[Stored data entries]
————

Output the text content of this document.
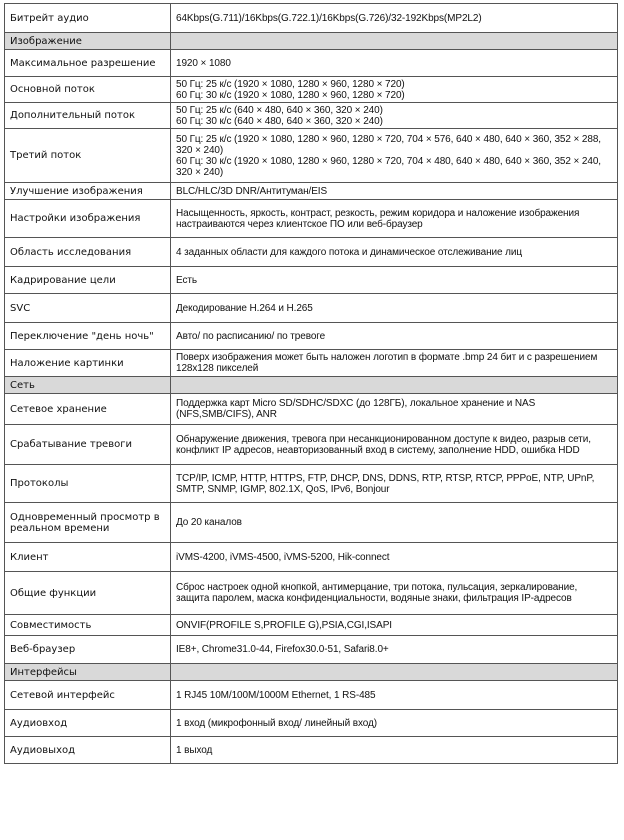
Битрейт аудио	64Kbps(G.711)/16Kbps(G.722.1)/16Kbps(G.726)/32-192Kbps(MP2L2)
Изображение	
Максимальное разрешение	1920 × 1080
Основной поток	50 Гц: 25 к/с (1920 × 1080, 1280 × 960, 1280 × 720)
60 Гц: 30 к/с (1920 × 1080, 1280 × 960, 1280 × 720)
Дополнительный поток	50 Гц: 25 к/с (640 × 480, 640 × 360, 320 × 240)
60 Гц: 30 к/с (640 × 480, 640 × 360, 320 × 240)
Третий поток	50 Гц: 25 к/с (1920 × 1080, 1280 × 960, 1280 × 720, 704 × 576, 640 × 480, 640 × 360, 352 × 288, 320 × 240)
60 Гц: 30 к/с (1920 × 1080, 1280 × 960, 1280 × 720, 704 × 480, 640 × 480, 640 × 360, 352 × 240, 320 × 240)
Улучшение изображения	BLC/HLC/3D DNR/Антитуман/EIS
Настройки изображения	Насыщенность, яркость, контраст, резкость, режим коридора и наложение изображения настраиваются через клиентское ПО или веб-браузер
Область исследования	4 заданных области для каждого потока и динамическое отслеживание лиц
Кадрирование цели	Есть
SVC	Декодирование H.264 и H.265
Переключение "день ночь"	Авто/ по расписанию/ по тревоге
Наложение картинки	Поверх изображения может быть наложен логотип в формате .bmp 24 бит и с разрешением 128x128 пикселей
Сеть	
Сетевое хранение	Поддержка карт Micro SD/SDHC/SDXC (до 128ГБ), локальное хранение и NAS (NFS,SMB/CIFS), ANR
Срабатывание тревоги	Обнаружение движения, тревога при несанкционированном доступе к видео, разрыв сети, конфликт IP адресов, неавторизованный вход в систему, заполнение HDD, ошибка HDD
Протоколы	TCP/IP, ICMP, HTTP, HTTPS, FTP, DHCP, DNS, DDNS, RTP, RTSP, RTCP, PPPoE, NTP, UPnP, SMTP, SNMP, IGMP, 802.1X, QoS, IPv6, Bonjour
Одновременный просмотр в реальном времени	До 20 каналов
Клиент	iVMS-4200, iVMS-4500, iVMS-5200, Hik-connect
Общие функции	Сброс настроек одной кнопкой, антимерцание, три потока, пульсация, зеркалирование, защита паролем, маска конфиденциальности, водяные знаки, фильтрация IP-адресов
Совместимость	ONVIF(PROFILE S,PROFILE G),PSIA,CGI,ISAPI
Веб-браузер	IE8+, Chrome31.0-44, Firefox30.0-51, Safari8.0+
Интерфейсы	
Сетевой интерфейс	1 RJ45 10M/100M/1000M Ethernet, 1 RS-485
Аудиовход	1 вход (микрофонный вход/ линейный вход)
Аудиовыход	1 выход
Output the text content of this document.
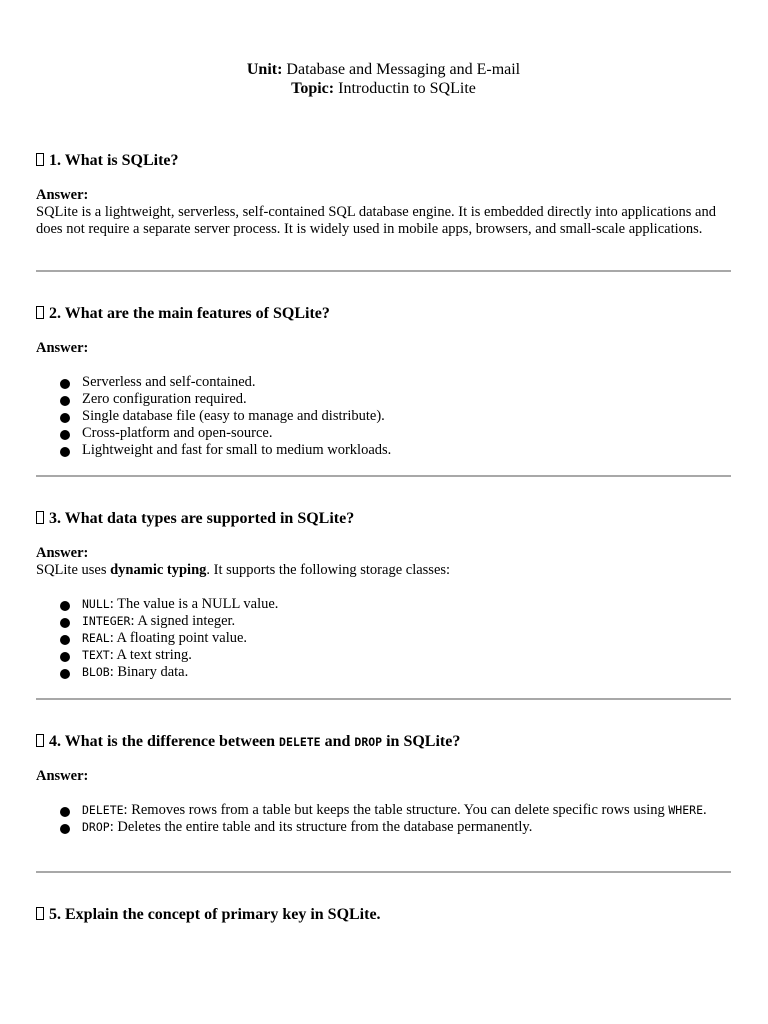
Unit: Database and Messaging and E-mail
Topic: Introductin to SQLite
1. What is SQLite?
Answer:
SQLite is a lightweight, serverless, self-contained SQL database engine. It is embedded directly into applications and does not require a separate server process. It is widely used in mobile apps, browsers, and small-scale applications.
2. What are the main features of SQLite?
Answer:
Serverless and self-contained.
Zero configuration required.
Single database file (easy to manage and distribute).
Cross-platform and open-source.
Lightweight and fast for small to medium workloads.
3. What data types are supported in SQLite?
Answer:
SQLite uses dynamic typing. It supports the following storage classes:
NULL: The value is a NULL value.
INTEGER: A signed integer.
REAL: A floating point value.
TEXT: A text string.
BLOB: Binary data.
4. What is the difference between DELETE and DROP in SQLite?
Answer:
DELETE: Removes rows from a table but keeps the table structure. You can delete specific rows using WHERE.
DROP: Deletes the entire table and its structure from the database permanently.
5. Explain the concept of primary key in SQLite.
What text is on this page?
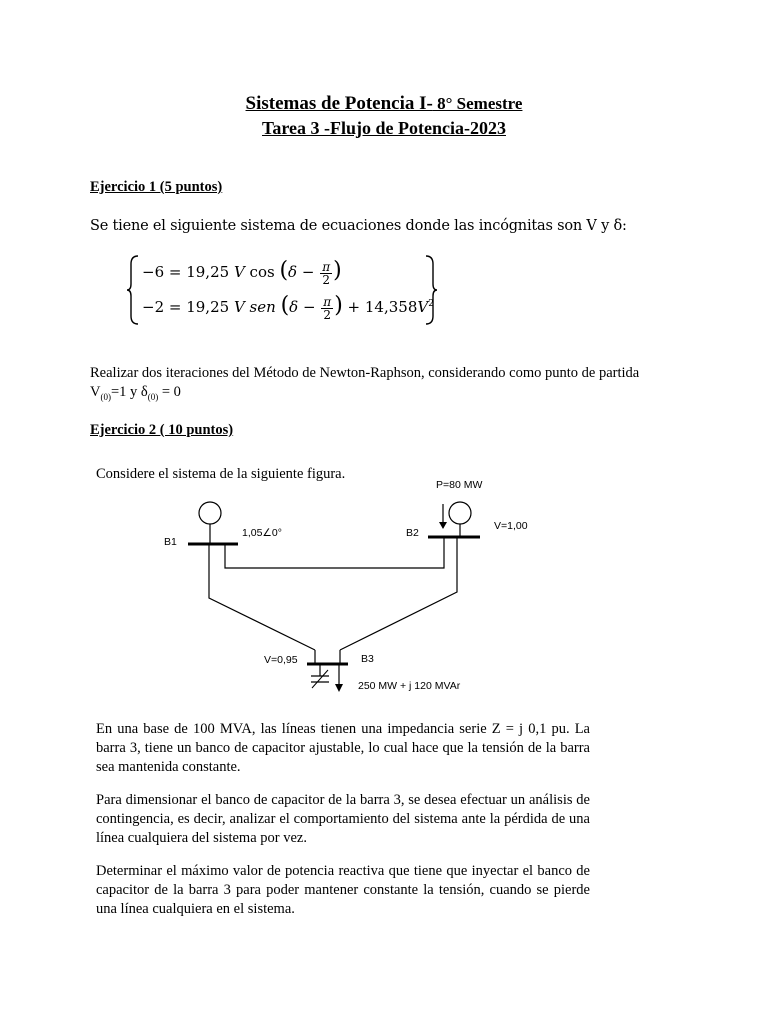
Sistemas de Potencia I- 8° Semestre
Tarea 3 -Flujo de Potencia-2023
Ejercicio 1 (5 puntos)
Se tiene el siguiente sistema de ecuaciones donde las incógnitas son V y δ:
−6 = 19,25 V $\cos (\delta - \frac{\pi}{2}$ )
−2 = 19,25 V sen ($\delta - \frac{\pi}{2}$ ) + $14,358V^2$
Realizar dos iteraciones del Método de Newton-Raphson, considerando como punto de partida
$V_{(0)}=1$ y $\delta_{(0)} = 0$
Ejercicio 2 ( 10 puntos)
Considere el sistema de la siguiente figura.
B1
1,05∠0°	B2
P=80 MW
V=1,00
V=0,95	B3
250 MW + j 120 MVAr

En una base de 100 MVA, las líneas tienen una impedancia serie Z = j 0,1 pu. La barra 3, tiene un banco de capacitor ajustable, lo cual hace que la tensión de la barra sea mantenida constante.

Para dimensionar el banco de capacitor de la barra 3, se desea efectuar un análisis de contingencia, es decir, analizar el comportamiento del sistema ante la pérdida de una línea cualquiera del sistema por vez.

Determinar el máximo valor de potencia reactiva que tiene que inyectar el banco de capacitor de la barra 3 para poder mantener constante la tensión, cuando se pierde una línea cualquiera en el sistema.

————

Quote everything in the listing above exactly; pictures are the only thing to omit.

Output the text content of this document.
Битрейт аудио	64Kbps(G.711)/16Kbps(G.722.1)/16Kbps(G.726)/32-192Kbps(MP2L2)
Изображение	
Максимальное разрешение	1920 × 1080
Основной поток	50 Гц: 25 к/с (1920 × 1080, 1280 × 960, 1280 × 720)
60 Гц: 30 к/с (1920 × 1080, 1280 × 960, 1280 × 720)
Дополнительный поток	50 Гц: 25 к/с (640 × 480, 640 × 360, 320 × 240)
60 Гц: 30 к/с (640 × 480, 640 × 360, 320 × 240)
Третий поток	50 Гц: 25 к/с (1920 × 1080, 1280 × 960, 1280 × 720, 704 × 576, 640 × 480, 640 × 360, 352 × 288, 320 × 240)
60 Гц: 30 к/с (1920 × 1080, 1280 × 960, 1280 × 720, 704 × 480, 640 × 480, 640 × 360, 352 × 240, 320 × 240)
Улучшение изображения	BLC/HLC/3D DNR/Антитуман/EIS
Настройки изображения	Насыщенность, яркость, контраст, резкость, режим коридора и наложение изображения настраиваются через клиентское ПО или веб-браузер
Область исследования	4 заданных области для каждого потока и динамическое отслеживание лиц
Кадрирование цели	Есть
SVC	Декодирование H.264 и H.265
Переключение "день ночь"	Авто/ по расписанию/ по тревоге
Наложение картинки	Поверх изображения может быть наложен логотип в формате .bmp 24 бит и с разрешением 128x128 пикселей
Сеть	
Сетевое хранение	Поддержка карт Micro SD/SDHC/SDXC (до 128ГБ), локальное хранение и NAS (NFS,SMB/CIFS), ANR
Срабатывание тревоги	Обнаружение движения, тревога при несанкционированном доступе к видео, разрыв сети, конфликт IP адресов, неавторизованный вход в систему, заполнение HDD, ошибка HDD
Протоколы	TCP/IP, ICMP, HTTP, HTTPS, FTP, DHCP, DNS, DDNS, RTP, RTSP, RTCP, PPPoE, NTP, UPnP, SMTP, SNMP, IGMP, 802.1X, QoS, IPv6, Bonjour
Одновременный просмотр в реальном времени	До 20 каналов
Клиент	iVMS-4200, iVMS-4500, iVMS-5200, Hik-connect
Общие функции	Сброс настроек одной кнопкой, антимерцание, три потока, пульсация, зеркалирование, защита паролем, маска конфиденциальности, водяные знаки, фильтрация IP-адресов
Совместимость	ONVIF(PROFILE S,PROFILE G),PSIA,CGI,ISAPI
Веб-браузер	IE8+, Chrome31.0-44, Firefox30.0-51, Safari8.0+
Интерфейсы	
Сетевой интерфейс	1 RJ45 10M/100M/1000M Ethernet, 1 RS-485
Аудиовход	1 вход (микрофонный вход/ линейный вход)
Аудиовыход	1 выход
Output the text content of this document.
Unit: Database and Messaging and E-mail
Topic: Introductin to SQLite
1. What is SQLite?
Answer:
SQLite is a lightweight, serverless, self-contained SQL database engine. It is embedded directly into applications and does not require a separate server process. It is widely used in mobile apps, browsers, and small-scale applications.
2. What are the main features of SQLite?
Answer:
Serverless and self-contained.
Zero configuration required.
Single database file (easy to manage and distribute).
Cross-platform and open-source.
Lightweight and fast for small to medium workloads.
3. What data types are supported in SQLite?
Answer:
SQLite uses dynamic typing. It supports the following storage classes:
NULL: The value is a NULL value.
INTEGER: A signed integer.
REAL: A floating point value.
TEXT: A text string.
BLOB: Binary data.
4. What is the difference between DELETE and DROP in SQLite?
Answer:
DELETE: Removes rows from a table but keeps the table structure. You can delete specific rows using WHERE.
DROP: Deletes the entire table and its structure from the database permanently.
5. Explain the concept of primary key in SQLite.
What text is on this page?
Sistemas de Potencia I- 8° Semestre
Tarea 3 -Flujo de Potencia-2023
Ejercicio 1 (5 puntos)
Se tiene el siguiente sistema de ecuaciones donde las incógnitas son V y δ:
−6 = 19,25 V $\cos (\delta - \frac{\pi}{2}$ )
−2 = 19,25 V sen ($\delta - \frac{\pi}{2}$ ) + $14,358V^2$
Realizar dos iteraciones del Método de Newton-Raphson, considerando como punto de partida
$V_{(0)}=1$ y $\delta_{(0)} = 0$
Ejercicio 2 ( 10 puntos)
Considere el sistema de la siguiente figura.
B1
1,05∠0°	B2
P=80 MW
V=1,00
V=0,95	B3
250 MW + j 120 MVAr

En una base de 100 MVA, las líneas tienen una impedancia serie Z = j 0,1 pu. La barra 3, tiene un banco de capacitor ajustable, lo cual hace que la tensión de la barra sea mantenida constante.

Para dimensionar el banco de capacitor de la barra 3, se desea efectuar un análisis de contingencia, es decir, analizar el comportamiento del sistema ante la pérdida de una línea cualquiera del sistema por vez.

Determinar el máximo valor de potencia reactiva que tiene que inyectar el banco de capacitor de la barra 3 para poder mantener constante la tensión, cuando se pierde una línea cualquiera en el sistema.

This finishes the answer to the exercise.